Write the next part of the autofeat usage guide, picking up right after its final sentence.

#### Article:
+ + + +

Installation

Prerequisites

This package uses python 3.10.

Set-up

Install the autofeat package using pip:

pip install autofeat

Then you can use the package in your code by importing the FeatureDiscovery class in it:

from autofeat import FeatureDiscovery

Usage

To use the framework create an Autofeat Class

autofeat = FeatureDiscovery()

Then you have to set up the base table and the target column:

autofeat.set_base_table(base_table="school/base.csv", target_column="class")

Furthermore, you have to select what repositories you want to use in the feature discovery process. The repositories should be located in ./data/repository_name

autofeat.set_dataset_repository(dataset_repository=["school"])

Alternatively, you can select all repsitories in the ./data directory by using the following command:

autofeat.set_dataset_repository(all_tables=True)

Running

Finally you can run the entire feature discovery process:

autofeat.augment_dataset()

The function has multiple parameters to tune your feature discovery process.

Parameter

Description

Type

Default

algorithm

The algorithm to use for the evaluation of each found tree. Possible options are:
- RF (Random Forrest)
- GBM (Gradient Boosting Machine)
- XT (Extra Trees)
- XGB (XGBoost)
- KNN (K-Nearest Neighbors)
- LR (Logistic Regression)

String

GBM

relation_threshold

The threshold to select relations between columns.

+ + + +

#### Dataset records:
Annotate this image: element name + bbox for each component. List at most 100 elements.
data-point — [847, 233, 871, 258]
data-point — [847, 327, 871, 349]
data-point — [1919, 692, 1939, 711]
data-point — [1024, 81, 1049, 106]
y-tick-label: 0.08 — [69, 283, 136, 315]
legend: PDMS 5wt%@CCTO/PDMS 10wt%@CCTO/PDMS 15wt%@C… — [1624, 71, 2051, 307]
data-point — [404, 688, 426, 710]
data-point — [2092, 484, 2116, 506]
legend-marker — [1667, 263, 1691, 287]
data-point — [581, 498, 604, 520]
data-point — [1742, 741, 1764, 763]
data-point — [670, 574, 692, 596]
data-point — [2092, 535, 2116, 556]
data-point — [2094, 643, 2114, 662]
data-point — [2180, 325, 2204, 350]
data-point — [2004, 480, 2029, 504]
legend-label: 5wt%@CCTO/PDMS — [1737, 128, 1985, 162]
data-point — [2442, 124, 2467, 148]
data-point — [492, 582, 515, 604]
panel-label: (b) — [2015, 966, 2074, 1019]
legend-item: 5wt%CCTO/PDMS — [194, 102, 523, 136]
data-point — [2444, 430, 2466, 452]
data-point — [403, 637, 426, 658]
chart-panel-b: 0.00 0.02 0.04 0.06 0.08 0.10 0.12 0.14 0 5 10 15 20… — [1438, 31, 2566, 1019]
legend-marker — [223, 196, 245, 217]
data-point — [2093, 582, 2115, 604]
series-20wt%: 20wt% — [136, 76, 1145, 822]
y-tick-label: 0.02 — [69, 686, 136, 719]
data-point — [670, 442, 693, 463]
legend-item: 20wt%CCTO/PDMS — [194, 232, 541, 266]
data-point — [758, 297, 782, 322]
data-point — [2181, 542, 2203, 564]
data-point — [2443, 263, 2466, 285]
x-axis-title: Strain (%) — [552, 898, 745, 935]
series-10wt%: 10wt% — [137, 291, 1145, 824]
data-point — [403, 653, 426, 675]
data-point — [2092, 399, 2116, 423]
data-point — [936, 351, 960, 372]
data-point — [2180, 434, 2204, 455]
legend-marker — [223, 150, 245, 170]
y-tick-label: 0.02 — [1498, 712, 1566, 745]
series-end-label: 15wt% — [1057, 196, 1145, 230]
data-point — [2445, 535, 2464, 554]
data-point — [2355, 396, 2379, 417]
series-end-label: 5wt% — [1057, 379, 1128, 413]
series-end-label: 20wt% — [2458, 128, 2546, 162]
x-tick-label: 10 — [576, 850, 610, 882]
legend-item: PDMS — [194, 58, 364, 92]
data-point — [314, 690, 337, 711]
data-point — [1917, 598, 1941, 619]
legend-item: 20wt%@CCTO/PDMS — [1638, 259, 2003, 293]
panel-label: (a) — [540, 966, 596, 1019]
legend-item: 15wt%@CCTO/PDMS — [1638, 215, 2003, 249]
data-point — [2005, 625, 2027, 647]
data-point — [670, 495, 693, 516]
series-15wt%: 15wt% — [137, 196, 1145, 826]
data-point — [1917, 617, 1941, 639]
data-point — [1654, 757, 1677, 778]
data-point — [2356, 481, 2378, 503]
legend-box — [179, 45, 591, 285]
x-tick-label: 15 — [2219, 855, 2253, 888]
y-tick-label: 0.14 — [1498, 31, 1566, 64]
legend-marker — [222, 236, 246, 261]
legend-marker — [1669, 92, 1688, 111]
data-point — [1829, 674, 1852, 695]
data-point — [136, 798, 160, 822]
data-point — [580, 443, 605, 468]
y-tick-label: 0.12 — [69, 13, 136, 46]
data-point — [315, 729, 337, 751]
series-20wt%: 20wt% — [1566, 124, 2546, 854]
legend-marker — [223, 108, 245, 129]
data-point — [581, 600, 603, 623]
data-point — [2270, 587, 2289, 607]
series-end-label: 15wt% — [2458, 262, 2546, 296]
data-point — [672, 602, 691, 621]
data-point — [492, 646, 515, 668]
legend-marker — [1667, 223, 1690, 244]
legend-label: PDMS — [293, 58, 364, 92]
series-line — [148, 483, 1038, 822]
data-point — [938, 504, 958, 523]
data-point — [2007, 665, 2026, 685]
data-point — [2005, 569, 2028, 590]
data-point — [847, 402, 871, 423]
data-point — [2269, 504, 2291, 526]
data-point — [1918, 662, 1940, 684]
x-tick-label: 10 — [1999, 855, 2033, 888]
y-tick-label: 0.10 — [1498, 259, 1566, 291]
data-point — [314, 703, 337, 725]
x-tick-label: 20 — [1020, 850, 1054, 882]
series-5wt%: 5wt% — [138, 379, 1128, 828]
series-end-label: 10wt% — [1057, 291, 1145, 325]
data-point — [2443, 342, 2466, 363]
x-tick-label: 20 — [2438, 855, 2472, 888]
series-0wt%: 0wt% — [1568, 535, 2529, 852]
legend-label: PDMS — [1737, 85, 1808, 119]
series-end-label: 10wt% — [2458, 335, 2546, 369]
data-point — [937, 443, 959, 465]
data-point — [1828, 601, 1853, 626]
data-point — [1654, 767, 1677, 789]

+ + + +

#### Final answer:
float

0.5

non_null_threshold

The threshold of non-null values in the resulting table after a possible join.

float

0.5

matcher

The matcher to use for the join. Possible options are: | - COMA | - JACCARD

str

COMA

top_k_features

The number of top features to select from the feature discovery process.

int

10

top_k_paths

The number of top paths to select from the feature discovery process.

int

3

explain

If True, the function will print the explanation of the feature discovery process.

bool

False

verbose

If True, the function will print the progress of the feature discovery process.

bool

False

use_cache

If True, the function will use saved relationships to load the results of earlier relation discovery processes.

bool

True

save_cache

If True, the function will save the relationships found in the relation discovery process.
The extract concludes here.